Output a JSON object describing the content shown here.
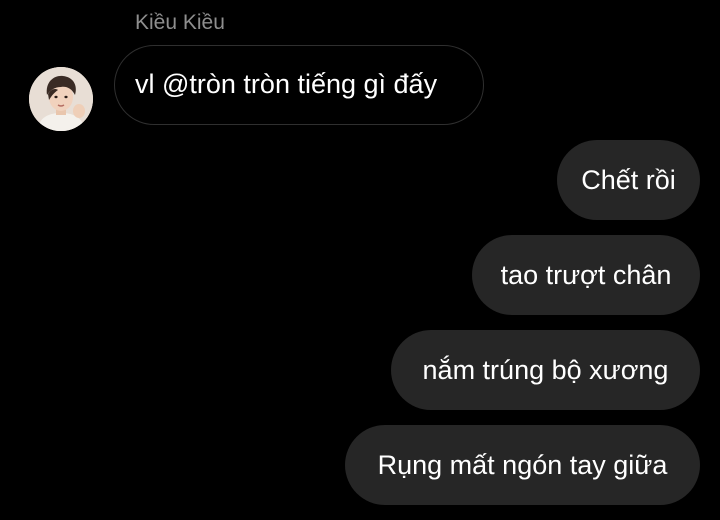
{
  "thread": {
    "incoming": {
      "sender_name": "Kiều Kiều",
      "avatar_icon": "profile-photo",
      "message": "vl @tròn tròn tiếng gì đấy"
    },
    "outgoing_messages": [
      "Chết rồi",
      "tao trượt chân",
      "nắm trúng bộ xương",
      "Rụng mất ngón tay giữa"
    ]
  },
  "colors": {
    "background": "#000000",
    "sender_name": "#8e8e8e",
    "incoming_border": "#2f2f2f",
    "outgoing_bubble": "#262626",
    "text": "#ffffff"
  }
}
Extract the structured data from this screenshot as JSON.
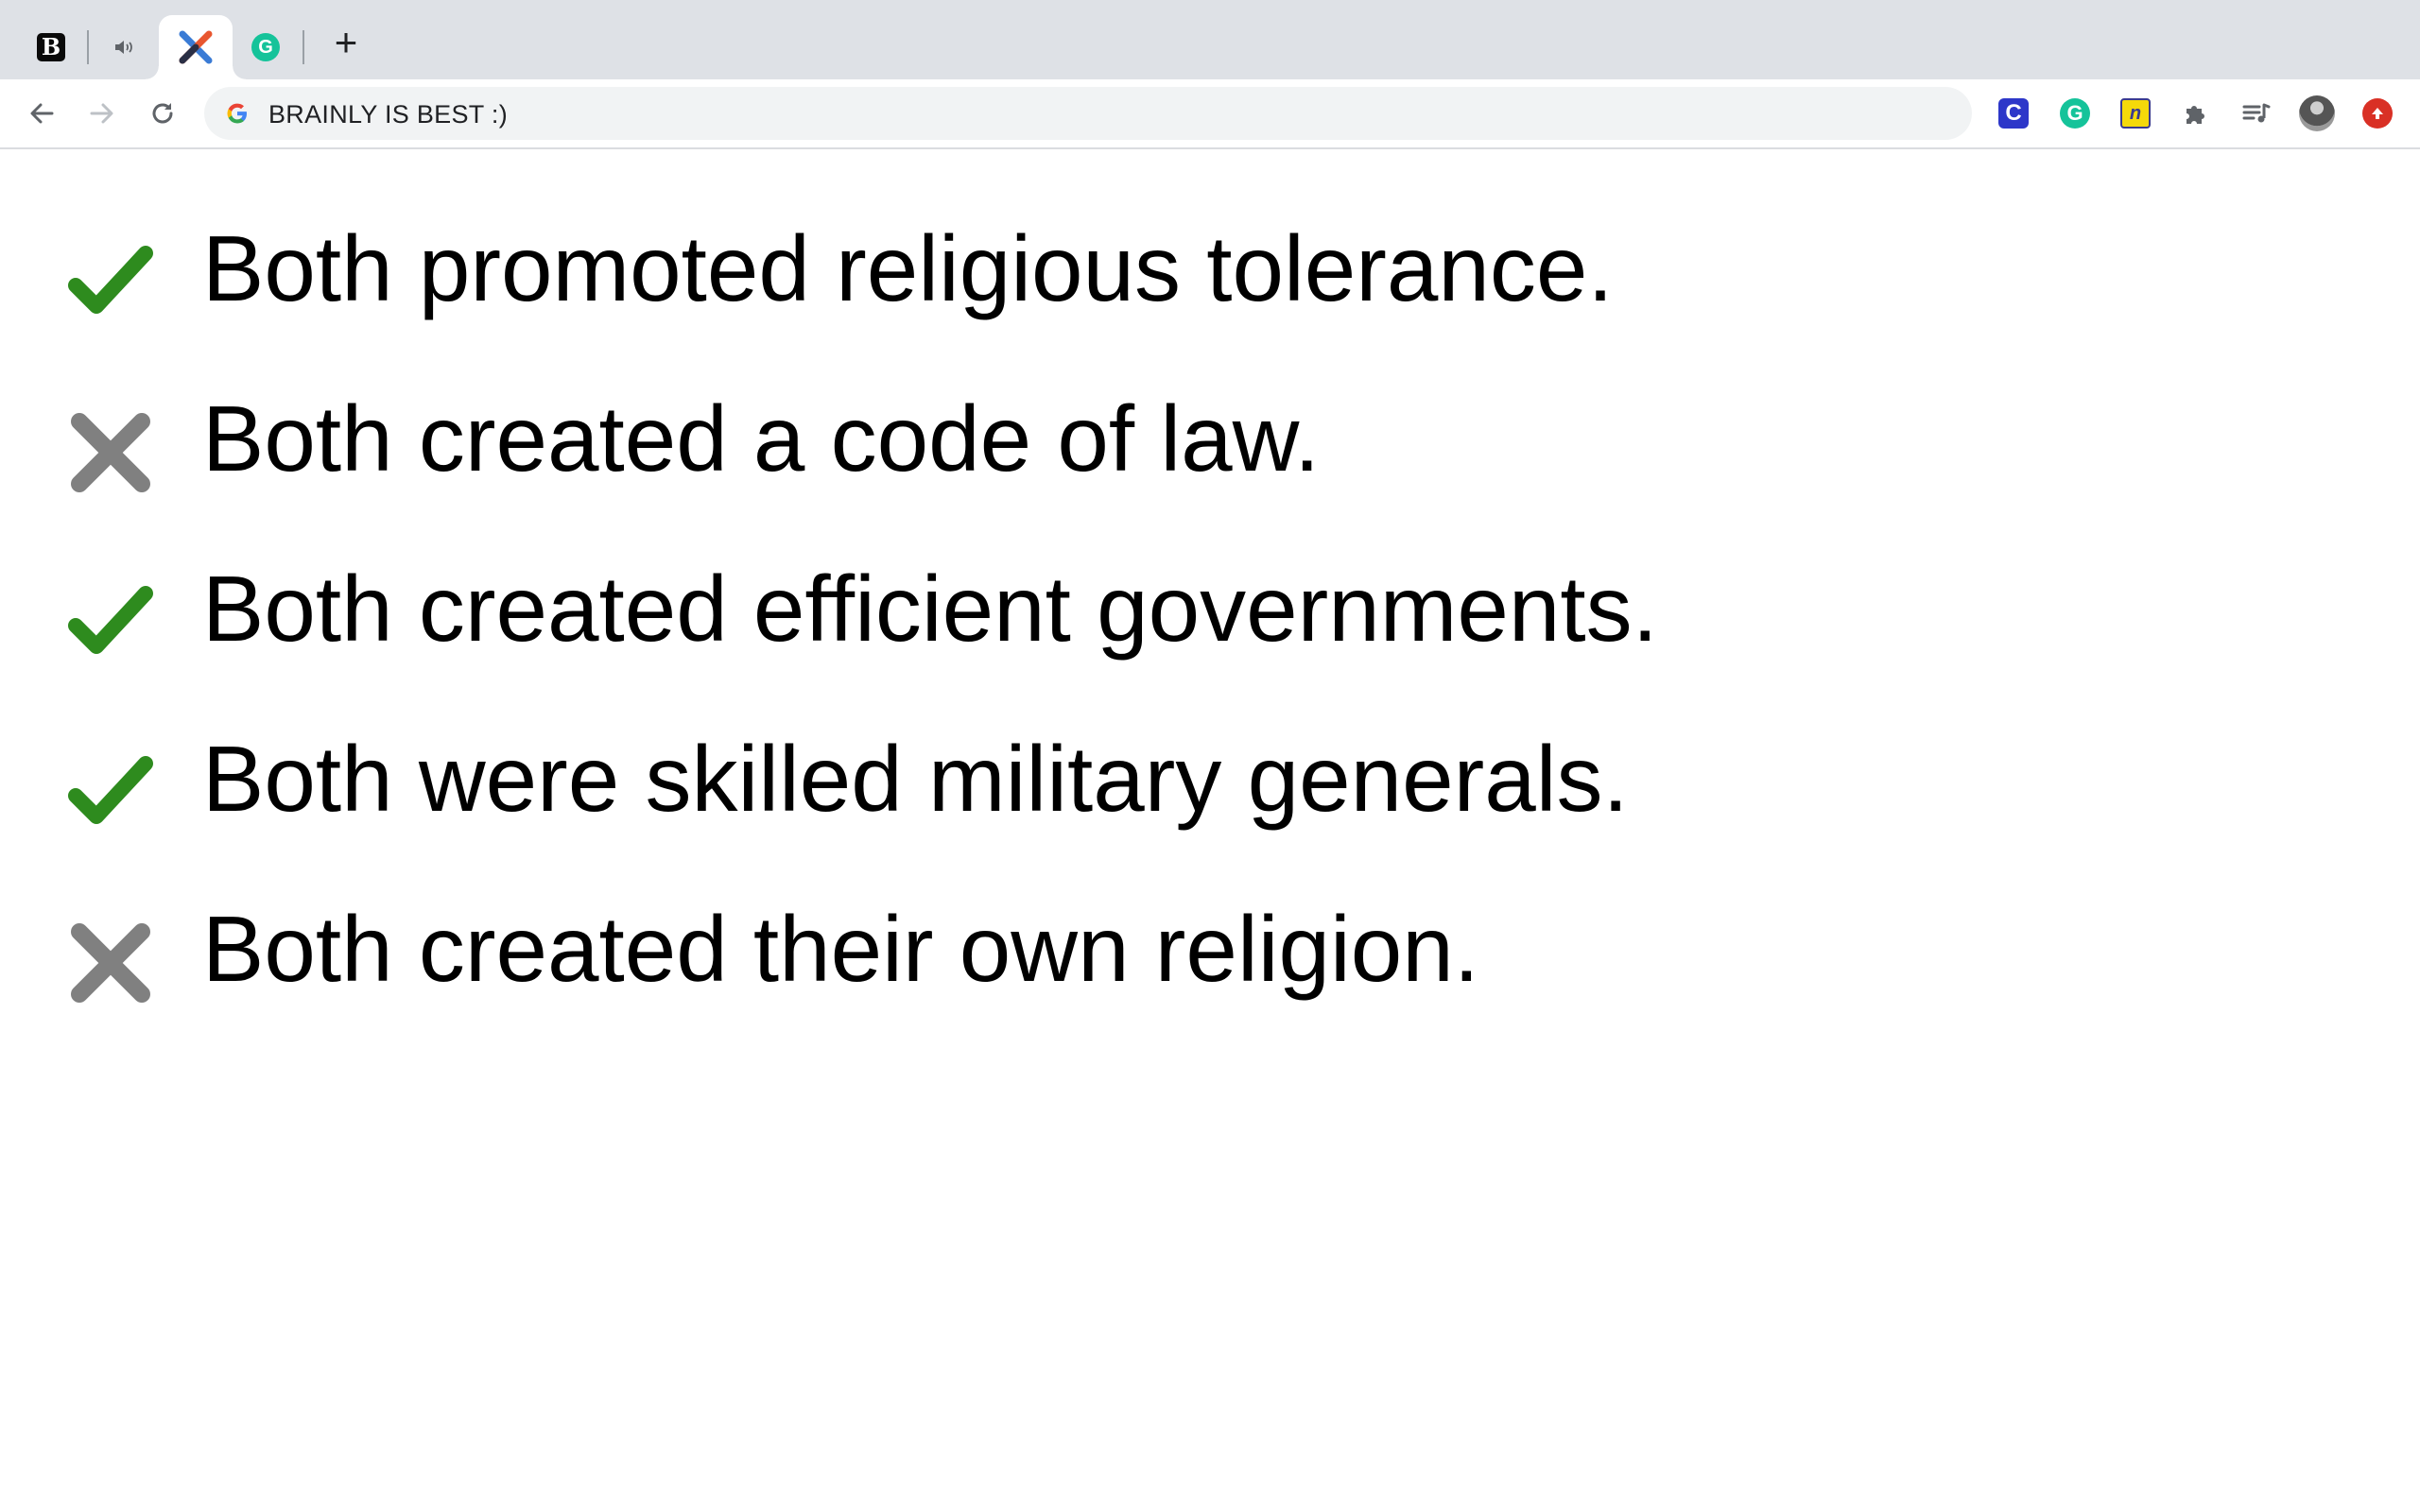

**Brief**
Restate the entire listing word for word, excluding pictures.

**Solution**
Output a JSON object describing the content shown here.
{
  "thread": {
    "incoming": {
      "sender_name": "Kiều Kiều",
      "avatar_icon": "profile-photo",
      "message": "vl @tròn tròn tiếng gì đấy"
    },
    "outgoing_messages": [
      "Chết rồi",
      "tao trượt chân",
      "nắm trúng bộ xương",
      "Rụng mất ngón tay giữa"
    ]
  },
  "colors": {
    "background": "#000000",
    "sender_name": "#8e8e8e",
    "incoming_border": "#2f2f2f",
    "outgoing_bubble": "#262626",
    "text": "#ffffff"
  }
}
Extract the structured data from this screenshot as JSON.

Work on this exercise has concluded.